The statistics are not encouraging. While the divorce rate is leveling off, it is still worse for second marriages than for first-timers. About 48% of second marriages fail, while about 40% to 43% of first marriages do. Approximately 65% of remarriages involve children and create instant stepfamilies.

Stepmothers come to Sollee with amazing stories. "A stepmom will tell me that the biological mother is a drug addict, that she beats her kids, but the kids still love their mom and won't be nice to me."

To make these often fragile blended family arrangements work, stepmoms are attending workshops and conferences, clogging Internet chat rooms and message boards with plaintive requests for help, joining real-life and virtual-support groups, starting associations, drawing on a growing cottage industry of books and reaching out to other women who understand.

They are very creative about how to find and give help. Stepmom Katherine McMillan, 30, of Oshawa, Ontario, will celebrate Mother's Day in cyberspace. She and about 30 friends from StepTogether, an Internet support group with 700 stepmoms, have partnered up two by two to exchange little gifts, running maybe $10.

"It's our own way of recognizing what we do," McMillan says. "We can celebrate each other."

Then in June she and a gaggle of stepmoms, including Tammy Matthews, will take a step past virtual friendship. They and others will host what they think is the first widespread series of small, weekend retreats for stepmoms who want to weave a stepfamily together. Confabs are scheduled on various dates in Oshawa, Ontario; Norfolk, Va.; Indianapolis; Mahwah, N.J; Detroit; and Houston.

-------------------------

PROBLEM
Reproduce the passage above about stepmothers and stepfamilies word for word, in full.

Page segmentation data
-------------------------

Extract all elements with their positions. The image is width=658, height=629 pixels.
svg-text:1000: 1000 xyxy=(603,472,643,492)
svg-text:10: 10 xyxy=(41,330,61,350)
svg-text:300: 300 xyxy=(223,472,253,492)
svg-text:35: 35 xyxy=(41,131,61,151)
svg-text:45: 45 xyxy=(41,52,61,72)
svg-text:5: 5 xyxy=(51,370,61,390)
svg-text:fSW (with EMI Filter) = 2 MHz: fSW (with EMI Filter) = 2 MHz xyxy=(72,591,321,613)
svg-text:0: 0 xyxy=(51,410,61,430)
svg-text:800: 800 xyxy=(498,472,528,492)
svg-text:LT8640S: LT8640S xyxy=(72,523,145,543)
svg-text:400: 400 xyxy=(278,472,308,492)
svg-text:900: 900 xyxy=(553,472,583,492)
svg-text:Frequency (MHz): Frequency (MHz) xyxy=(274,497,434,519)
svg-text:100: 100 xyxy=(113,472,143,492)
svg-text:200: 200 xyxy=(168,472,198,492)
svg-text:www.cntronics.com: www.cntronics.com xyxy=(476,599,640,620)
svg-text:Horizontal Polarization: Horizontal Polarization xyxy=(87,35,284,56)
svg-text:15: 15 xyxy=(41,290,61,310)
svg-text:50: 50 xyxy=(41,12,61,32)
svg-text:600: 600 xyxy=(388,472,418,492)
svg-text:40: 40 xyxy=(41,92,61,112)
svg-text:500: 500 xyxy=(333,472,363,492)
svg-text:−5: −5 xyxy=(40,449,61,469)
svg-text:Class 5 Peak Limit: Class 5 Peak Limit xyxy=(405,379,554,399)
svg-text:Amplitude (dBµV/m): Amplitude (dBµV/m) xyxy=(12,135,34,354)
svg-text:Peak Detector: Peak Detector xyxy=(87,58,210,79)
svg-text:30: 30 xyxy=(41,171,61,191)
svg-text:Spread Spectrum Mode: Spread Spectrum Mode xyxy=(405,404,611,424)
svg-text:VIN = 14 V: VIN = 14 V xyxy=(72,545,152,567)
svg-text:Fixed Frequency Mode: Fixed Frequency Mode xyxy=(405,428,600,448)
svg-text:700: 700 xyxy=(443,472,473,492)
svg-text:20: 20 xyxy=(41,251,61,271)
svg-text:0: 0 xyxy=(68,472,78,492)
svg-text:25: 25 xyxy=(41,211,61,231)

-------------------------

EXERCISE OUTPUT
The statistics are not encouraging. While the divorce rate is leveling off, it is still worse for second marriages than for first-timers. About 48% of second marriages fail, while about 40% to 43% of first marriages do. Approximately 65% of remarriages involve children and create instant stepfamilies.

Stepmothers come to Sollee with amazing stories. "A stepmom will tell me that the biological mother is a drug addict, that she beats her kids, but the kids still love their mom and won't be nice to me."

To make these often fragile blended family arrangements work, stepmoms are attending workshops and conferences, clogging Internet chat rooms and message boards with plaintive requests for help, joining real-life and virtual-support groups, starting associations, drawing on a growing cottage industry of books and reaching out to other women who understand.

They are very creative about how to find and give help. Stepmom Katherine McMillan, 30, of Oshawa, Ontario, will celebrate Mother's Day in cyberspace. She and about 30 friends from StepTogether, an Internet support group with 700 stepmoms, have partnered up two by two to exchange little gifts, running maybe $10.

"It's our own way of recognizing what we do," McMillan says. "We can celebrate each other."

Then in June she and a gaggle of stepmoms, including Tammy Matthews, will take a step past virtual friendship. They and others will host what they think is the first widespread series of small, weekend retreats for stepmoms who want to weave a stepfamily together. Confabs are scheduled on various dates in Oshawa, Ontario; Norfolk, Va.; Indianapolis; Mahwah, N.J; Detroit; and Houston.